**Directive**
Return all lines that include the string "Time".

**Exercise material**
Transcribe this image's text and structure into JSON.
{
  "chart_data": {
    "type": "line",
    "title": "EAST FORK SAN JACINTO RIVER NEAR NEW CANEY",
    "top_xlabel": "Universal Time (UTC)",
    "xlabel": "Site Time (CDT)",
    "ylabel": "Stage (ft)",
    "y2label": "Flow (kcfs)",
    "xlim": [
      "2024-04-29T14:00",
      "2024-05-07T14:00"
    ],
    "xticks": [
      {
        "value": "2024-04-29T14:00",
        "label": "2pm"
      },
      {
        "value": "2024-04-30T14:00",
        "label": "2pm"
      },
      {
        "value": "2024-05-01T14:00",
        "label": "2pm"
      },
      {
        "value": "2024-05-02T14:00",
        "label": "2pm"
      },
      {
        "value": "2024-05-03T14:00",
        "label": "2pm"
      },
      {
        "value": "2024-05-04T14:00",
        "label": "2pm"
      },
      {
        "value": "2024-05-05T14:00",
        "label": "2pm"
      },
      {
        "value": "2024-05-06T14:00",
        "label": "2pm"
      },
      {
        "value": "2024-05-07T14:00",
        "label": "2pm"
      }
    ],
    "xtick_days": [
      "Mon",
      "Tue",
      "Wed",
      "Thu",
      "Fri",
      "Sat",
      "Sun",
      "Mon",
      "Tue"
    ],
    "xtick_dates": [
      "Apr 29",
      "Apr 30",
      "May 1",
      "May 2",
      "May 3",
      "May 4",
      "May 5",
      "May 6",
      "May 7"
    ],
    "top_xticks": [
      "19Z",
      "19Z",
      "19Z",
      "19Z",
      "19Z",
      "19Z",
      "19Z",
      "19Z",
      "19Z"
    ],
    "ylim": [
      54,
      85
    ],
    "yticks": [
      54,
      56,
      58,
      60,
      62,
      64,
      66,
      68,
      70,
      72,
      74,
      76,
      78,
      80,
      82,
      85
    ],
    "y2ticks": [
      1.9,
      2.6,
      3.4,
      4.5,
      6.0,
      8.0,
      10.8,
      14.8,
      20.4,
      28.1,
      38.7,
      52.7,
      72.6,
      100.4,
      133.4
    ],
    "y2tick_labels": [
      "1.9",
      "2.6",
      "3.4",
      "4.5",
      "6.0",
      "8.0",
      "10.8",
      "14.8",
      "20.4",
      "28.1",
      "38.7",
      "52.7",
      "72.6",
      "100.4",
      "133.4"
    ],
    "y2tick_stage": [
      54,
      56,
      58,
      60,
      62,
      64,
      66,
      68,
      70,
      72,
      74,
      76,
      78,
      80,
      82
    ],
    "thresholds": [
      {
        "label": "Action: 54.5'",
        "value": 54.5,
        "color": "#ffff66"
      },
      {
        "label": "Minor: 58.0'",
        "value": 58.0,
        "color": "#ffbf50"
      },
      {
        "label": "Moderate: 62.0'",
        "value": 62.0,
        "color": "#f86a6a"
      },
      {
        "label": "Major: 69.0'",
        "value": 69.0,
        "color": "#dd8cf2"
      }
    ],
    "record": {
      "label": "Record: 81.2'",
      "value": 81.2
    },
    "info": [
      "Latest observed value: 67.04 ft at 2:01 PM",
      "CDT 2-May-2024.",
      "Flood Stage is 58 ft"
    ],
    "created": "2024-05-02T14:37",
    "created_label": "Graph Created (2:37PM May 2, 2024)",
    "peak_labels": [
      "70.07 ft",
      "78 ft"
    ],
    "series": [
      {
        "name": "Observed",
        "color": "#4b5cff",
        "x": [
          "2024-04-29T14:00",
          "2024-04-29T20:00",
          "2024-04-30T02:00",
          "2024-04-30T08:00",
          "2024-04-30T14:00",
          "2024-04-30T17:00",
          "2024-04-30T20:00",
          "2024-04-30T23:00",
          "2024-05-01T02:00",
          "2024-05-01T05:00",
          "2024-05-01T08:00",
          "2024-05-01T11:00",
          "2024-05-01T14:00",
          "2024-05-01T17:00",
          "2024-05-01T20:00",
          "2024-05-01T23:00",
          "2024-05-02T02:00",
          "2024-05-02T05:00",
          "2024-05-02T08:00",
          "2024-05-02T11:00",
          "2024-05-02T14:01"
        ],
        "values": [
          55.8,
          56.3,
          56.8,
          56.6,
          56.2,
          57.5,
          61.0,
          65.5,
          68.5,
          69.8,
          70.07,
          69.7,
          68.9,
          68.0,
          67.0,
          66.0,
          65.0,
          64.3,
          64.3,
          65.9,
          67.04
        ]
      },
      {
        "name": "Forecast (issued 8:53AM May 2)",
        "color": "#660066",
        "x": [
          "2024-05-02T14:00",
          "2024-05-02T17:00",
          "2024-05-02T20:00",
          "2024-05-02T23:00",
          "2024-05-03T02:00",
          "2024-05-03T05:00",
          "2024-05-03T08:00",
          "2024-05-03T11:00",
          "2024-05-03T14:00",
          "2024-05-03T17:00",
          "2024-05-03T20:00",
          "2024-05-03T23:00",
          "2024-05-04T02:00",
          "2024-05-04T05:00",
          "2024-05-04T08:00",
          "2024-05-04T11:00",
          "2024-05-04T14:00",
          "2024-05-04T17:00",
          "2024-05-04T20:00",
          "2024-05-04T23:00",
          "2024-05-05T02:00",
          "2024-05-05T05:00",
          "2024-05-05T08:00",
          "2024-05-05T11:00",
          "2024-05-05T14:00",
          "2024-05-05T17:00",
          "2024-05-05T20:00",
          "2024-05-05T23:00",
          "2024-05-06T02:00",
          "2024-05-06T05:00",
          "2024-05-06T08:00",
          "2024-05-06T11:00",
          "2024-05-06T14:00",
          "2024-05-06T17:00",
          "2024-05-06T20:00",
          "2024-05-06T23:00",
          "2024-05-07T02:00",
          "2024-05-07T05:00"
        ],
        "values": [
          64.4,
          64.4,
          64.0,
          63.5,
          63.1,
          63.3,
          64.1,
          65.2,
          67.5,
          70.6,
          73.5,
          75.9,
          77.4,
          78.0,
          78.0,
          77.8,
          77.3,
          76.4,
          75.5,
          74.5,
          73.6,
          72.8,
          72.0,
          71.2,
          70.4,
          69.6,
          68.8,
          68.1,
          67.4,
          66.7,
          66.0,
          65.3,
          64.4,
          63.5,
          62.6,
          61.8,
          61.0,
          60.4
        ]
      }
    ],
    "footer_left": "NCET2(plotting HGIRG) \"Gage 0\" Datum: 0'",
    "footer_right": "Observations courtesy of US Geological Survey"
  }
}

**Response to this exercise**
    "top_xlabel": "Universal Time (UTC)",
    "xlabel": "Site Time (CDT)",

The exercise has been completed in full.